══ TASK INPUTS ══

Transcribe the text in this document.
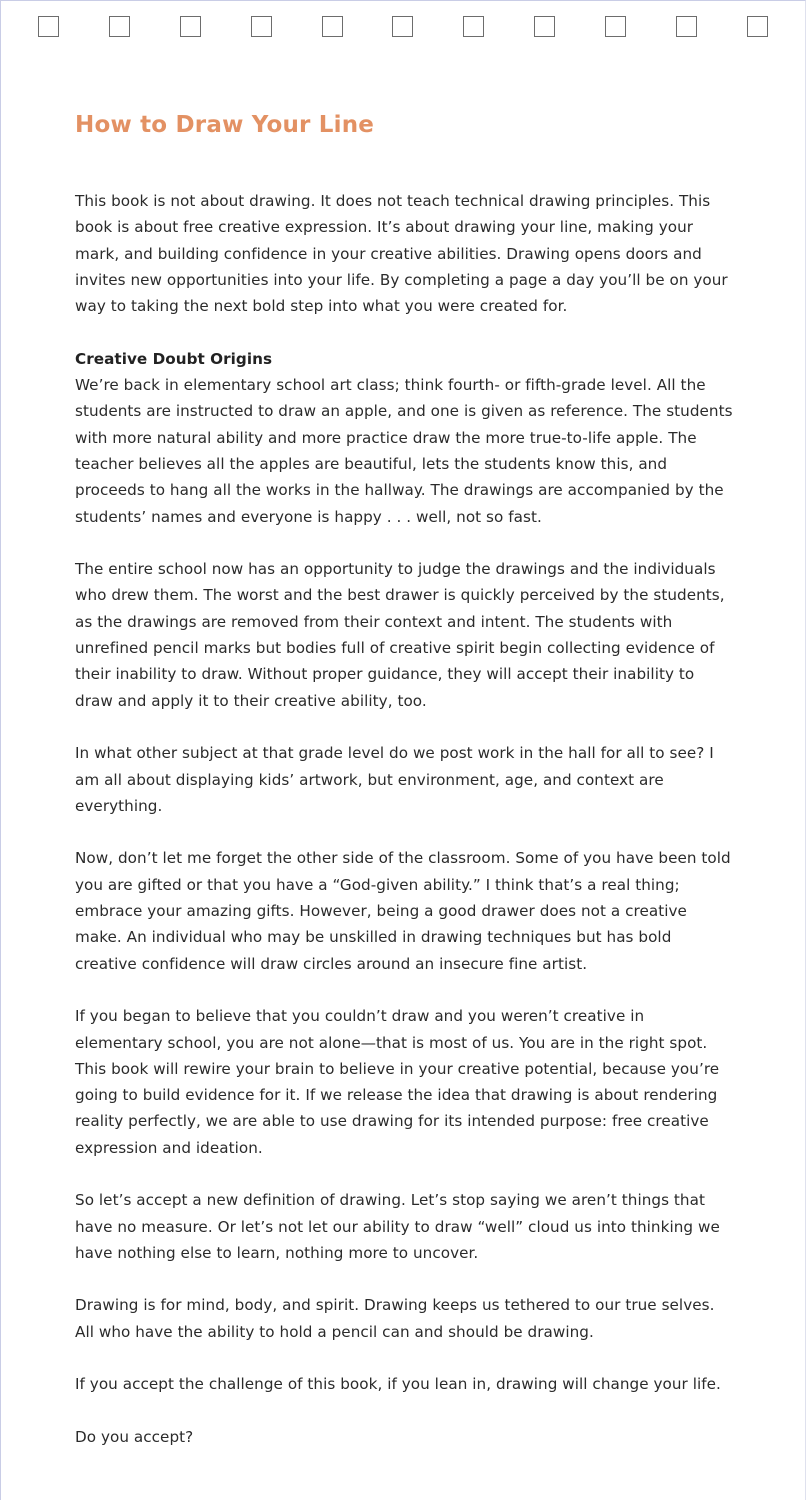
How to Draw Your Line

This book is not about drawing. It does not teach technical drawing principles. This book is about free creative expression. It’s about drawing your line, making your mark, and building confidence in your creative abilities. Drawing opens doors and invites new opportunities into your life. By completing a page a day you’ll be on your way to taking the next bold step into what you were created for.

Creative Doubt Origins

We’re back in elementary school art class; think fourth- or fifth-grade level. All the students are instructed to draw an apple, and one is given as reference. The students with more natural ability and more practice draw the more true-to-life apple. The teacher believes all the apples are beautiful, lets the students know this, and proceeds to hang all the works in the hallway. The drawings are accompanied by the students’ names and everyone is happy . . . well, not so fast.

The entire school now has an opportunity to judge the drawings and the individuals who drew them. The worst and the best drawer is quickly perceived by the students, as the drawings are removed from their context and intent. The students with unrefined pencil marks but bodies full of creative spirit begin collecting evidence of their inability to draw. Without proper guidance, they will accept their inability to draw and apply it to their creative ability, too.

In what other subject at that grade level do we post work in the hall for all to see? I am all about displaying kids’ artwork, but environment, age, and context are everything.

Now, don’t let me forget the other side of the classroom. Some of you have been told you are gifted or that you have a “God-given ability.” I think that’s a real thing; embrace your amazing gifts. However, being a good drawer does not a creative make. An individual who may be unskilled in drawing techniques but has bold creative confidence will draw circles around an insecure fine artist.

If you began to believe that you couldn’t draw and you weren’t creative in elementary school, you are not alone—that is most of us. You are in the right spot. This book will rewire your brain to believe in your creative potential, because you’re going to build evidence for it. If we release the idea that drawing is about rendering reality perfectly, we are able to use drawing for its intended purpose: free creative expression and ideation.

So let’s accept a new definition of drawing. Let’s stop saying we aren’t things that have no measure. Or let’s not let our ability to draw “well” cloud us into thinking we have nothing else to learn, nothing more to uncover.

Drawing is for mind, body, and spirit. Drawing keeps us tethered to our true selves. All who have the ability to hold a pencil can and should be drawing.

If you accept the challenge of this book, if you lean in, drawing will change your life.

Do you accept?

═══

— TASK OBJECTIVE —
Look through the entries above and report each line where the string "true" occurs.

— RESULT FOR THIS EXERCISE —
We’re back in elementary school art class; think fourth- or fifth-grade level. All the students are instructed to draw an apple, and one is given as reference. The students with more natural ability and more practice draw the more true-to-life apple. The teacher believes all the apples are beautiful, lets the students know this, and proceeds to hang all the works in the hallway. The drawings are accompanied by the students’ names and everyone is happy . . . well, not so fast.
Drawing is for mind, body, and spirit. Drawing keeps us tethered to our true selves. All who have the ability to hold a pencil can and should be drawing.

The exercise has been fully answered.